Required task ▸ Note each line that includes the word "discover". Copy those lines.

Data extract ▸
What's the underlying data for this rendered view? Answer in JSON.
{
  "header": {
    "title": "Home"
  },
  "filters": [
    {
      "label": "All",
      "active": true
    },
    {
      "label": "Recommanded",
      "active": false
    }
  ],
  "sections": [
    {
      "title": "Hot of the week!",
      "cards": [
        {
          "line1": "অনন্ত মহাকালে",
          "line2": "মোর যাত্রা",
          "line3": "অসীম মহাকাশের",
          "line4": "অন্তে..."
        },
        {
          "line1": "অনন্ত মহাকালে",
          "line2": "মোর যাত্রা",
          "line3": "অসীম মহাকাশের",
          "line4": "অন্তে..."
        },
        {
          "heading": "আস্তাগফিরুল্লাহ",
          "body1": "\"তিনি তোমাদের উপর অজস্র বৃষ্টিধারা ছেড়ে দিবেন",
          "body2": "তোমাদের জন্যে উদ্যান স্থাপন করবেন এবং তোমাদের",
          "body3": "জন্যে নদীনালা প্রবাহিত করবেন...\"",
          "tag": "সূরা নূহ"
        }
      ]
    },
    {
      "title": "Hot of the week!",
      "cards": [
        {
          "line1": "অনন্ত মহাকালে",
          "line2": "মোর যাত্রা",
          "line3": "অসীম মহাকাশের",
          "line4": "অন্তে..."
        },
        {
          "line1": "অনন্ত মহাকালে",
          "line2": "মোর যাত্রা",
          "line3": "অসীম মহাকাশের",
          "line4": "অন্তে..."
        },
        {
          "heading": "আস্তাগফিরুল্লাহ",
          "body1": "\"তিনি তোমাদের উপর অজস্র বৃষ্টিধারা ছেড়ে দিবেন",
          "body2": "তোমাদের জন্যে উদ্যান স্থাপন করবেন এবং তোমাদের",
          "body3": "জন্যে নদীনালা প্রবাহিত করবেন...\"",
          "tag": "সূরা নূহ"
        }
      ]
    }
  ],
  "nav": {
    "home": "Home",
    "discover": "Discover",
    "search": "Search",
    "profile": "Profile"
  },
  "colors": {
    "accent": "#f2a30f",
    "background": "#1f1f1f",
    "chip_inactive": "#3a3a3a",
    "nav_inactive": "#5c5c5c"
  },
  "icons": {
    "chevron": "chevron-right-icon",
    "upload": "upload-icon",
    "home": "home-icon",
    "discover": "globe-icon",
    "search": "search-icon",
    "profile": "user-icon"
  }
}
--
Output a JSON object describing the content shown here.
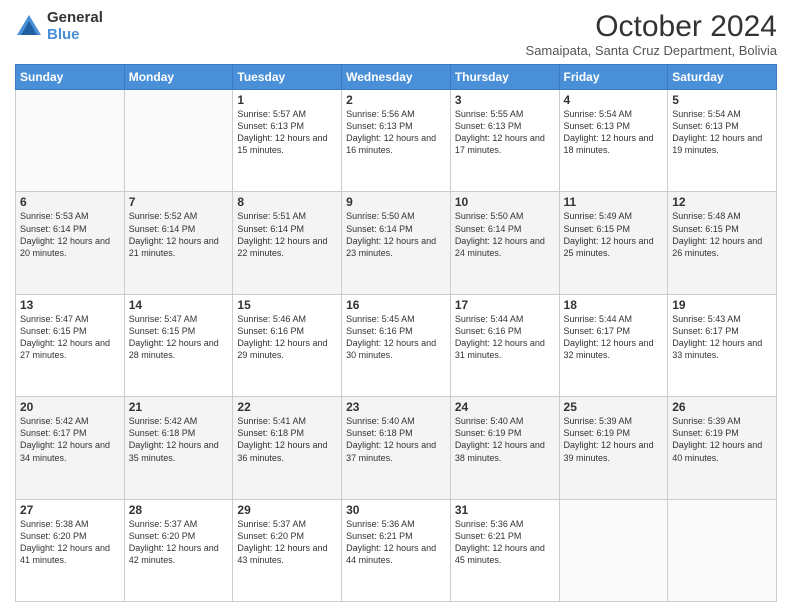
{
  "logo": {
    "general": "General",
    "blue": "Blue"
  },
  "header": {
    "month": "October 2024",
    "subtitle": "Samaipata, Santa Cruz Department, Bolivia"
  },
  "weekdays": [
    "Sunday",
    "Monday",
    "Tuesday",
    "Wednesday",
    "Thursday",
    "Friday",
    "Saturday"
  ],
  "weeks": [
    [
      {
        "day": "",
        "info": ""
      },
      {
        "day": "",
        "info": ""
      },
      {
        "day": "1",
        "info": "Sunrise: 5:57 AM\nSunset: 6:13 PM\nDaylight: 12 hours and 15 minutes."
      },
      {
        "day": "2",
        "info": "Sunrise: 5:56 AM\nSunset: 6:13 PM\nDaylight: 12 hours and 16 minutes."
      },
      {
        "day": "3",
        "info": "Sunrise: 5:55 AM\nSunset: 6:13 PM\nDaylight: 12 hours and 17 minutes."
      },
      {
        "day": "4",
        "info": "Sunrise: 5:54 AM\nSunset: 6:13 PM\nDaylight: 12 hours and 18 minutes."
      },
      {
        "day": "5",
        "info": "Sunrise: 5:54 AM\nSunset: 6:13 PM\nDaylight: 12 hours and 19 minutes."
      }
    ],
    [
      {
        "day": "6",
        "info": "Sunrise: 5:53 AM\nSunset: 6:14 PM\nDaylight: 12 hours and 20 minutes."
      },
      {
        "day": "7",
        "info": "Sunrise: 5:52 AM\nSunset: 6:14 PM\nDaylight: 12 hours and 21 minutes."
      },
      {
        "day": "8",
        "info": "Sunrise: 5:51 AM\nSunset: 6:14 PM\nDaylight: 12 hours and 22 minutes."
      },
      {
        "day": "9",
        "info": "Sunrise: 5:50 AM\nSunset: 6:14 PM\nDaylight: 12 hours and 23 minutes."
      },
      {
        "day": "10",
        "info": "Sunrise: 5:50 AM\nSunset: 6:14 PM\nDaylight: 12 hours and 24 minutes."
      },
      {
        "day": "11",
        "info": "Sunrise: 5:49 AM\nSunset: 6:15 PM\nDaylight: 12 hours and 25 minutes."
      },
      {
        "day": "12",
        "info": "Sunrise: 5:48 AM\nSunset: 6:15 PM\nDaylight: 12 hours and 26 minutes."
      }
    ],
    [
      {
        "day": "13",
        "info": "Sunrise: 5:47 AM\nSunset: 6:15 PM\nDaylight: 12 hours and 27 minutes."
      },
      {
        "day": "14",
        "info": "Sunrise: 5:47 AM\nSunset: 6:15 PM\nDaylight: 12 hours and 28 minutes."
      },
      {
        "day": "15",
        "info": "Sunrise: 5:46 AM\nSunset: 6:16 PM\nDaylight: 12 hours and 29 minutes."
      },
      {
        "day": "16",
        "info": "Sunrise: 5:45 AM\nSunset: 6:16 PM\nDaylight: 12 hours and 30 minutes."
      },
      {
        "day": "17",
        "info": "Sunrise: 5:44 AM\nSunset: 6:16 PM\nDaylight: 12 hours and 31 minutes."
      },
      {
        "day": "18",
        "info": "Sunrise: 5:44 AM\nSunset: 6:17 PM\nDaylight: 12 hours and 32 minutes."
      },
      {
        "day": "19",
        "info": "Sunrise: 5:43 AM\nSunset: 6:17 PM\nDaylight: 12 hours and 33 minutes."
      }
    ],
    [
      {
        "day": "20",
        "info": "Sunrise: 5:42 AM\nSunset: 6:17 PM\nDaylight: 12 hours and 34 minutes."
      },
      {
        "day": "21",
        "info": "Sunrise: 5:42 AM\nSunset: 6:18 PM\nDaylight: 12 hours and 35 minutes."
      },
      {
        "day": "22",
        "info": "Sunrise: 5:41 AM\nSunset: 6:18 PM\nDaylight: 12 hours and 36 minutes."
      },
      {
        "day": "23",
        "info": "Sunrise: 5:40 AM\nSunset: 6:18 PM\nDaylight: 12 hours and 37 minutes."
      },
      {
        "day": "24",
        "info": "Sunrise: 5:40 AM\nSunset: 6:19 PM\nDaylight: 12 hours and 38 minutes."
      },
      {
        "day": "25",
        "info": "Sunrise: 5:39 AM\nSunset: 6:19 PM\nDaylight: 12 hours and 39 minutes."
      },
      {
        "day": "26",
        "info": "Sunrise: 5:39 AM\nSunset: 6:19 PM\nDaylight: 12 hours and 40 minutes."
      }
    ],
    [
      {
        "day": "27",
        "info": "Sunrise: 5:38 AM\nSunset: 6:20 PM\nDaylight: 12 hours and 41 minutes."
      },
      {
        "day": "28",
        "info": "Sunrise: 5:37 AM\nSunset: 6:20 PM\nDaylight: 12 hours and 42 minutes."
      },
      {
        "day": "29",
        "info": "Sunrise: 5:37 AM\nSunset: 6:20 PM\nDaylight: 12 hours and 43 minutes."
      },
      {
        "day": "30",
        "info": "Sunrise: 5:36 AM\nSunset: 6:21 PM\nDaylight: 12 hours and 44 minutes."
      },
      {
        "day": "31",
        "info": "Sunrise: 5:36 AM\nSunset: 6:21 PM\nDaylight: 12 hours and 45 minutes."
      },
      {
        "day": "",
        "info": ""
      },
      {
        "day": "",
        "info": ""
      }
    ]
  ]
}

Exercise result ▸
    "discover": "Discover",
    "discover": "globe-icon",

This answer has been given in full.